- **Exercise aim**
Give the listing again exactly, omitting its images.

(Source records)
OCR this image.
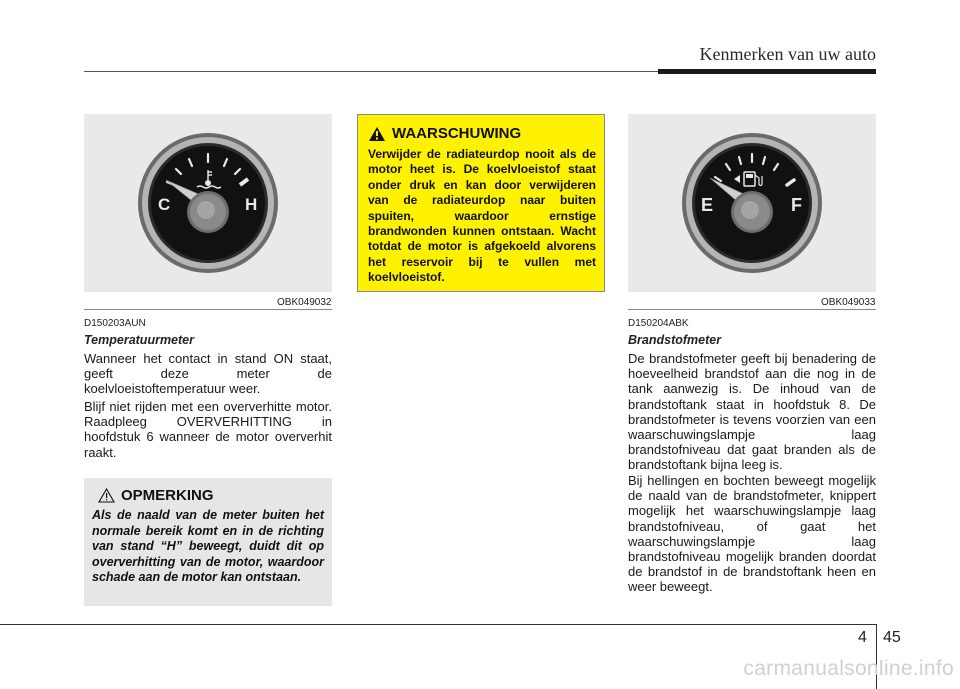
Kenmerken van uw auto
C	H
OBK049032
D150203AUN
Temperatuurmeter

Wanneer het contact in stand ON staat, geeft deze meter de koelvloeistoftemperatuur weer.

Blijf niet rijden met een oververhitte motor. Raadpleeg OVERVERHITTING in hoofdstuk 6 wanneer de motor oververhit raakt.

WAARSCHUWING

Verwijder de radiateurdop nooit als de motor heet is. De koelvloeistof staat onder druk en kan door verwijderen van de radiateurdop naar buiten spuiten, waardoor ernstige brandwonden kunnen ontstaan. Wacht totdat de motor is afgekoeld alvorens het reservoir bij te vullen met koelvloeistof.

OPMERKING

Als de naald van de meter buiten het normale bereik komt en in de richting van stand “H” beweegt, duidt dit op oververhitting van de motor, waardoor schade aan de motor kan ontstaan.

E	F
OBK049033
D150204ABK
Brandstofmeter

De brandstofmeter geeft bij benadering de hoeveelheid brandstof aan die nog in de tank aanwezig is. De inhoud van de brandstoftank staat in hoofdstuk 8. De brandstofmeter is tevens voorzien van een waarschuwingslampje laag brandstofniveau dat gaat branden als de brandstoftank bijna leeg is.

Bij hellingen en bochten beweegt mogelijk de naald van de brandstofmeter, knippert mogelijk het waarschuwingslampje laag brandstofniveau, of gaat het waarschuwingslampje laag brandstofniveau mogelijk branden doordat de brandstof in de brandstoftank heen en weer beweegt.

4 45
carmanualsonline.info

- **Result of this exercise**
OCR this image.
Kenmerken van uw auto
C	H
OBK049032
D150203AUN
Temperatuurmeter

Wanneer het contact in stand ON staat, geeft deze meter de koelvloeistoftemperatuur weer.

Blijf niet rijden met een oververhitte motor. Raadpleeg OVERVERHITTING in hoofdstuk 6 wanneer de motor oververhit raakt.

WAARSCHUWING

Verwijder de radiateurdop nooit als de motor heet is. De koelvloeistof staat onder druk en kan door verwijderen van de radiateurdop naar buiten spuiten, waardoor ernstige brandwonden kunnen ontstaan. Wacht totdat de motor is afgekoeld alvorens het reservoir bij te vullen met koelvloeistof.

OPMERKING

Als de naald van de meter buiten het normale bereik komt en in de richting van stand “H” beweegt, duidt dit op oververhitting van de motor, waardoor schade aan de motor kan ontstaan.

E	F
OBK049033
D150204ABK
Brandstofmeter

De brandstofmeter geeft bij benadering de hoeveelheid brandstof aan die nog in de tank aanwezig is. De inhoud van de brandstoftank staat in hoofdstuk 8. De brandstofmeter is tevens voorzien van een waarschuwingslampje laag brandstofniveau dat gaat branden als de brandstoftank bijna leeg is.

Bij hellingen en bochten beweegt mogelijk de naald van de brandstofmeter, knippert mogelijk het waarschuwingslampje laag brandstofniveau, of gaat het waarschuwingslampje laag brandstofniveau mogelijk branden doordat de brandstof in de brandstoftank heen en weer beweegt.

4 45
carmanualsonline.info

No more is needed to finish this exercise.